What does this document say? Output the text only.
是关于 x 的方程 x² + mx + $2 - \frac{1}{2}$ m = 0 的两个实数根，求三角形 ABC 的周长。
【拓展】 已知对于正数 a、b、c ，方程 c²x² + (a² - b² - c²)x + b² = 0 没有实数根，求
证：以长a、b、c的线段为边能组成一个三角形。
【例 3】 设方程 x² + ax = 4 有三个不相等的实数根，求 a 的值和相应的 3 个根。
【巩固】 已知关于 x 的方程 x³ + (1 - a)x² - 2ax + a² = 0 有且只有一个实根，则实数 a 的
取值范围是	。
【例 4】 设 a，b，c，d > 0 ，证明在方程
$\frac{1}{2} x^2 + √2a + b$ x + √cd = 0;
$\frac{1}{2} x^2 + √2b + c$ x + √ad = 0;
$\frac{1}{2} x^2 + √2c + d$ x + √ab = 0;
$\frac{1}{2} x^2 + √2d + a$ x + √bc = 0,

* What you will do *
Write down every line of the data above that includes the string "frac".

* Reply *
是关于 x 的方程 x² + mx + $2 - \frac{1}{2}$ m = 0 的两个实数根，求三角形 ABC 的周长。
$\frac{1}{2} x^2 + √2a + b$ x + √cd = 0;
$\frac{1}{2} x^2 + √2b + c$ x + √ad = 0;
$\frac{1}{2} x^2 + √2c + d$ x + √ab = 0;
$\frac{1}{2} x^2 + √2d + a$ x + √bc = 0,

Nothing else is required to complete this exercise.